◆ **SHORT TASK**
Repeat the entries that follow verbatim, without any of their pictures.
· · · ·
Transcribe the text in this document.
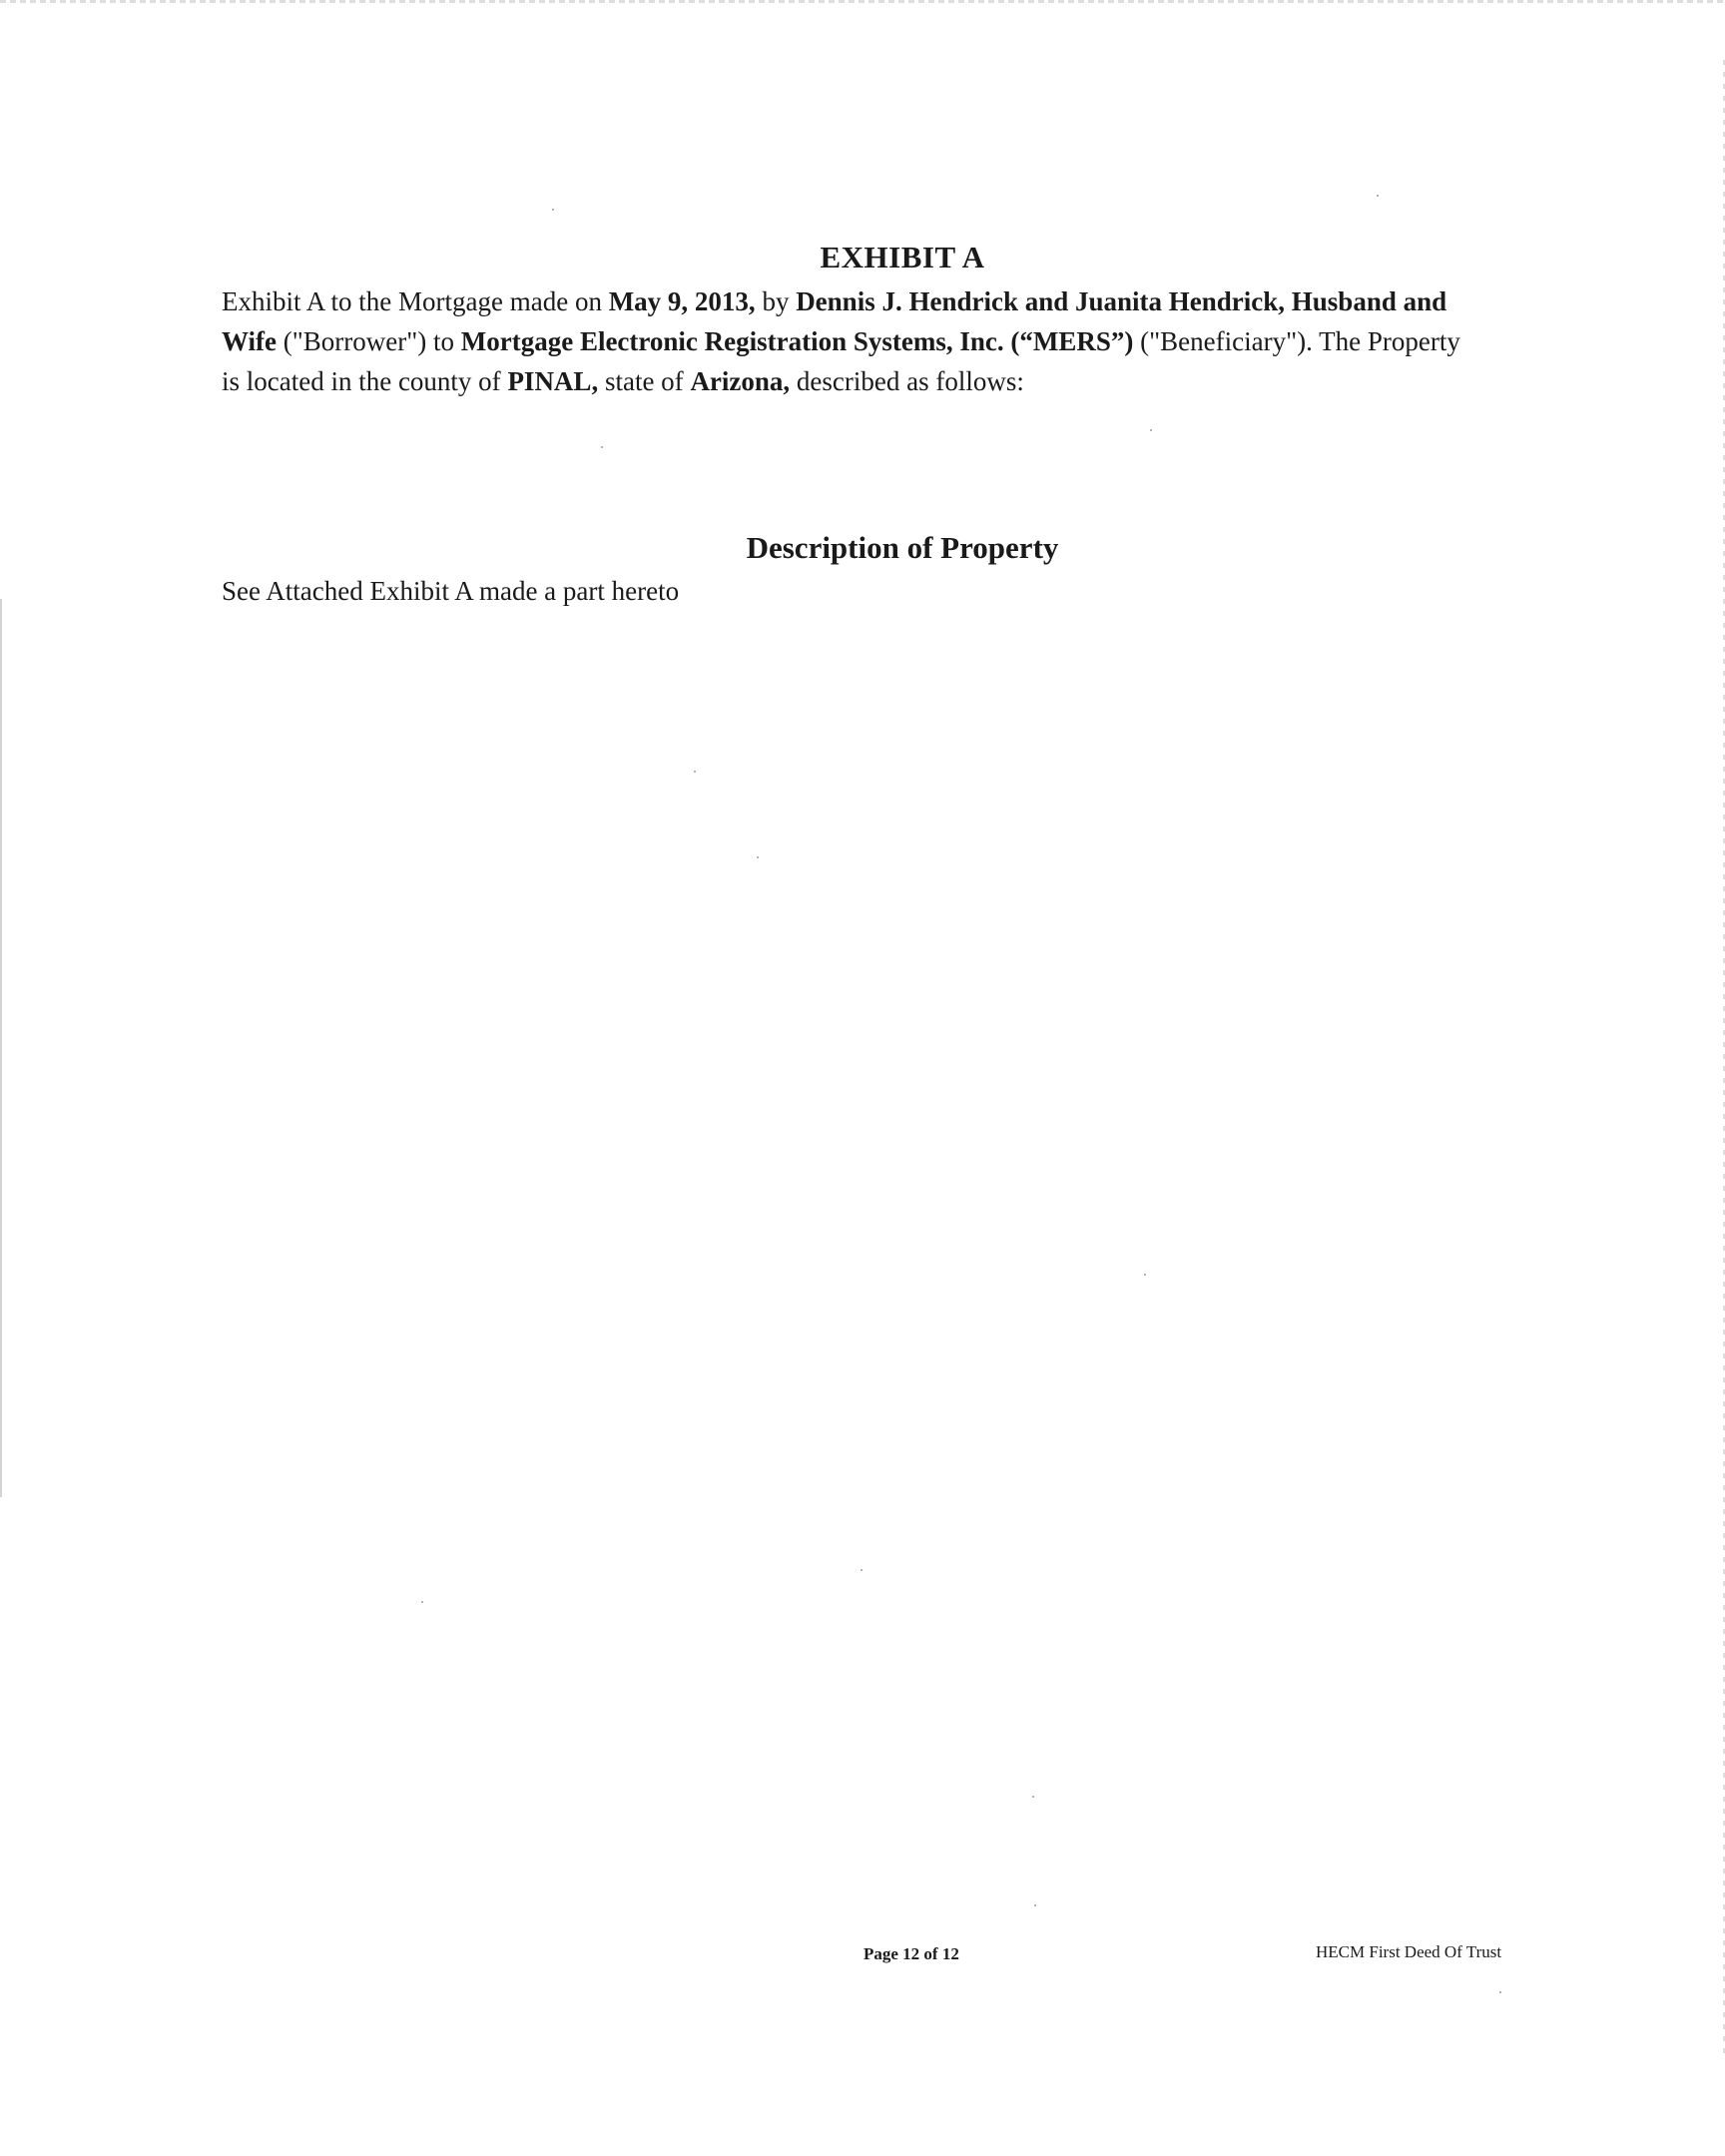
EXHIBIT A
Exhibit A to the Mortgage made on May 9, 2013, by Dennis J. Hendrick and Juanita Hendrick, Husband and Wife ("Borrower") to Mortgage Electronic Registration Systems, Inc. (“MERS”) ("Beneficiary"). The Property is located in the county of PINAL, state of Arizona, described as follows:
Description of Property
See Attached Exhibit A made a part hereto
Page 12 of 12	HECM First Deed Of Trust
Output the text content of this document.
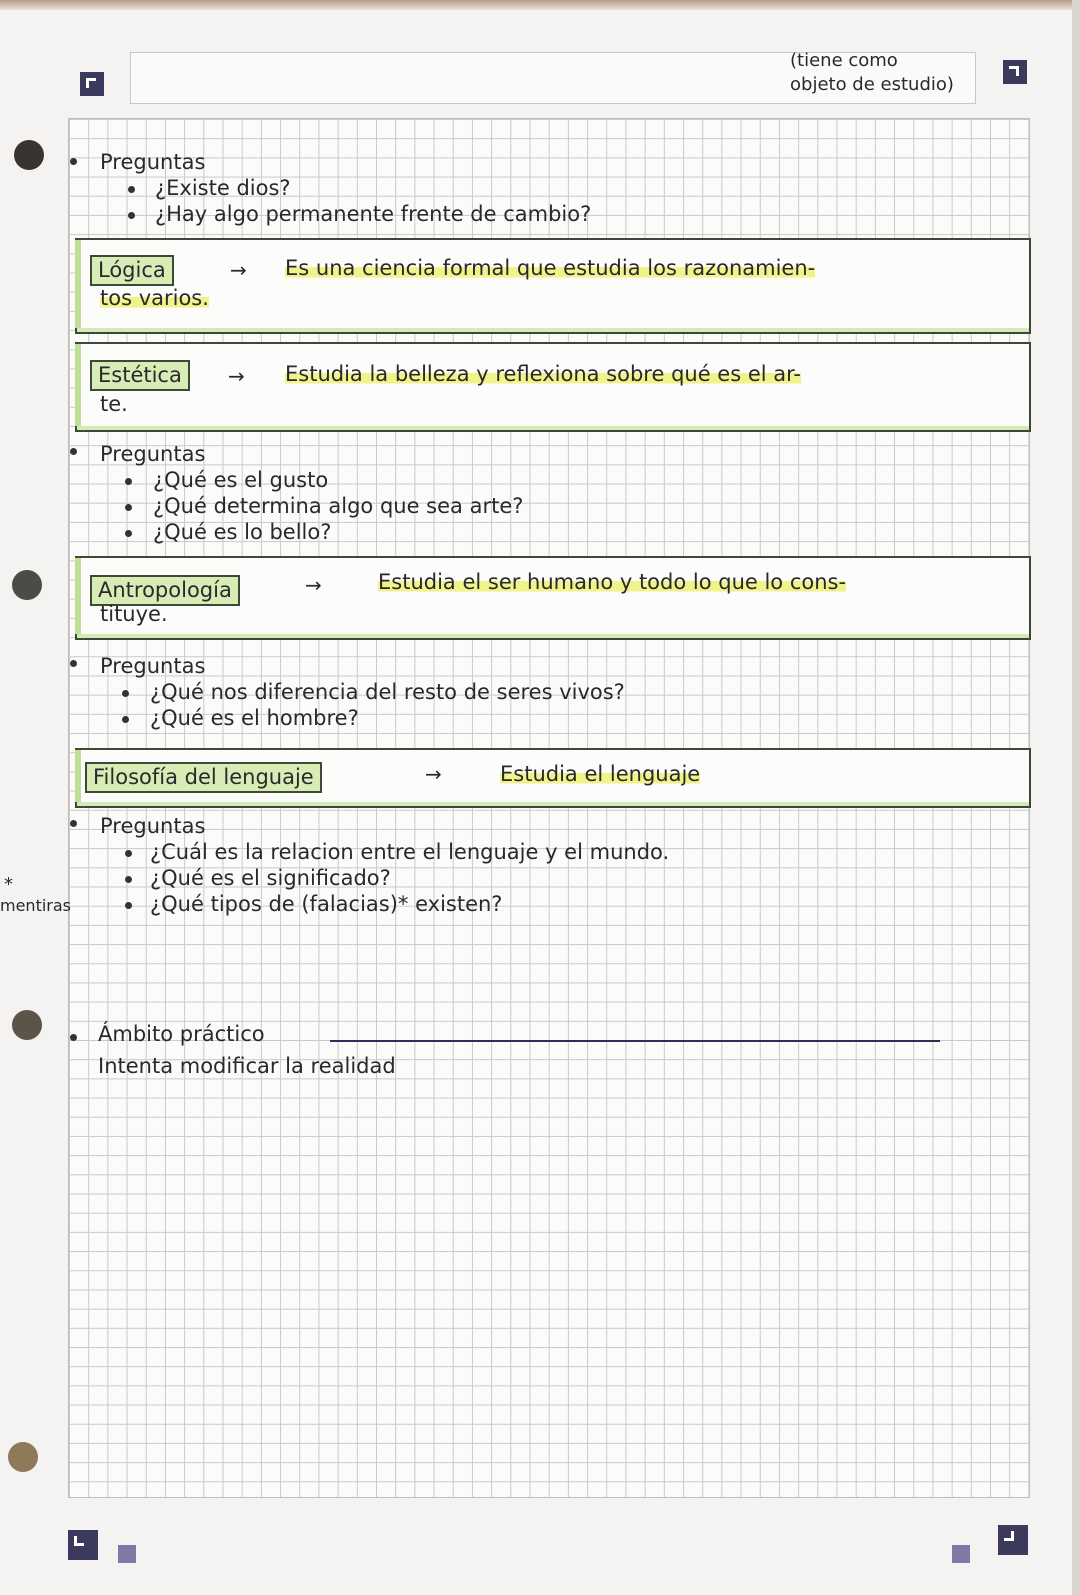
(tiene como
objeto de estudio)
Preguntas
¿Existe dios?
¿Hay algo permanente frente de cambio?
Lógica	→ Es una ciencia formal que estudia los razonamien-
tos varios.
Estética	→ Estudia la belleza y reflexiona sobre qué es el ar-
te.
Preguntas
¿Qué es el gusto
¿Qué determina algo que sea arte?
¿Qué es lo bello?
Antropología	→	Estudia el ser humano y todo lo que lo cons-
tituye.
Preguntas
¿Qué nos diferencia del resto de seres vivos?
¿Qué es el hombre?
Filosofía del lenguaje	→	Estudia el lenguaje
Preguntas
¿Cuál es la relacion entre el lenguaje y el mundo.
¿Qué es el significado?
¿Qué tipos de (falacias)* existen?
*
mentiras
Ámbito práctico
Intenta modificar la realidad
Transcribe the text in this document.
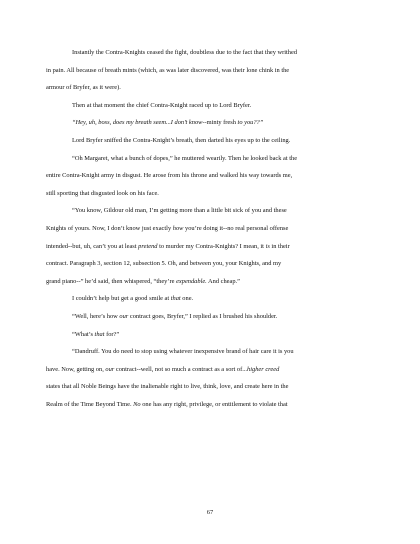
Instantly the Contra-Knights ceased the fight, doubtless due to the fact that they writhed
in pain. All because of breath mints (which, as was later discovered, was their lone chink in the
armour of Bryfer, as it were).
Then at that moment the chief Contra-Knight raced up to Lord Bryfer.
“Hey, uh, boss, does my breath seem...I don’t know--minty fresh to you??”
Lord Bryfer sniffed the Contra-Knight’s breath, then darted his eyes up to the ceiling.
“Oh Margaret, what a bunch of dopes,” he muttered wearily. Then he looked back at the
entire Contra-Knight army in disgust. He arose from his throne and walked his way towards me,
still sporting that disgusted look on his face.
“You know, Gildour old man, I’m getting more than a little bit sick of you and these
Knights of yours. Now, I don’t know just exactly how you’re doing it--no real personal offense
intended--but, uh, can’t you at least pretend to murder my Contra-Knights? I mean, it is in their
contract. Paragraph 3, section 12, subsection 5. Oh, and between you, your Knights, and my
grand piano--” he’d said, then whispered, “they’re expendable. And cheap.”
I couldn’t help but get a good smile at that one.
“Well, here’s how our contract goes, Bryfer,” I replied as I brushed his shoulder.
“What’s that for?”
“Dandruff. You do need to stop using whatever inexpensive brand of hair care it is you
have. Now, getting on, our contract--well, not so much a contract as a sort of...higher creed
states that all Noble Beings have the inalienable right to live, think, love, and create here in the
Realm of the Time Beyond Time. No one has any right, privilege, or entitlement to violate that
67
· · · ·
◆ **RESULT OF THIS TASK**
Transcribe the text in this document.
EXHIBIT A
Exhibit A to the Mortgage made on May 9, 2013, by Dennis J. Hendrick and Juanita Hendrick, Husband and Wife ("Borrower") to Mortgage Electronic Registration Systems, Inc. (“MERS”) ("Beneficiary"). The Property is located in the county of PINAL, state of Arizona, described as follows:
Description of Property
See Attached Exhibit A made a part hereto
Page 12 of 12	HECM First Deed Of Trust
Output the text content of this document.
(tiene como
objeto de estudio)
Preguntas
¿Existe dios?
¿Hay algo permanente frente de cambio?
Lógica	→ Es una ciencia formal que estudia los razonamien-
tos varios.
Estética	→ Estudia la belleza y reflexiona sobre qué es el ar-
te.
Preguntas
¿Qué es el gusto
¿Qué determina algo que sea arte?
¿Qué es lo bello?
Antropología	→	Estudia el ser humano y todo lo que lo cons-
tituye.
Preguntas
¿Qué nos diferencia del resto de seres vivos?
¿Qué es el hombre?
Filosofía del lenguaje	→	Estudia el lenguaje
Preguntas
¿Cuál es la relacion entre el lenguaje y el mundo.
¿Qué es el significado?
¿Qué tipos de (falacias)* existen?
*
mentiras
Ámbito práctico
Intenta modificar la realidad
Transcribe the text in this document.
Instantly the Contra-Knights ceased the fight, doubtless due to the fact that they writhed
in pain. All because of breath mints (which, as was later discovered, was their lone chink in the
armour of Bryfer, as it were).
Then at that moment the chief Contra-Knight raced up to Lord Bryfer.
“Hey, uh, boss, does my breath seem...I don’t know--minty fresh to you??”
Lord Bryfer sniffed the Contra-Knight’s breath, then darted his eyes up to the ceiling.
“Oh Margaret, what a bunch of dopes,” he muttered wearily. Then he looked back at the
entire Contra-Knight army in disgust. He arose from his throne and walked his way towards me,
still sporting that disgusted look on his face.
“You know, Gildour old man, I’m getting more than a little bit sick of you and these
Knights of yours. Now, I don’t know just exactly how you’re doing it--no real personal offense
intended--but, uh, can’t you at least pretend to murder my Contra-Knights? I mean, it is in their
contract. Paragraph 3, section 12, subsection 5. Oh, and between you, your Knights, and my
grand piano--” he’d said, then whispered, “they’re expendable. And cheap.”
I couldn’t help but get a good smile at that one.
“Well, here’s how our contract goes, Bryfer,” I replied as I brushed his shoulder.
“What’s that for?”
“Dandruff. You do need to stop using whatever inexpensive brand of hair care it is you
have. Now, getting on, our contract--well, not so much a contract as a sort of...higher creed
states that all Noble Beings have the inalienable right to live, think, love, and create here in the
Realm of the Time Beyond Time. No one has any right, privilege, or entitlement to violate that
67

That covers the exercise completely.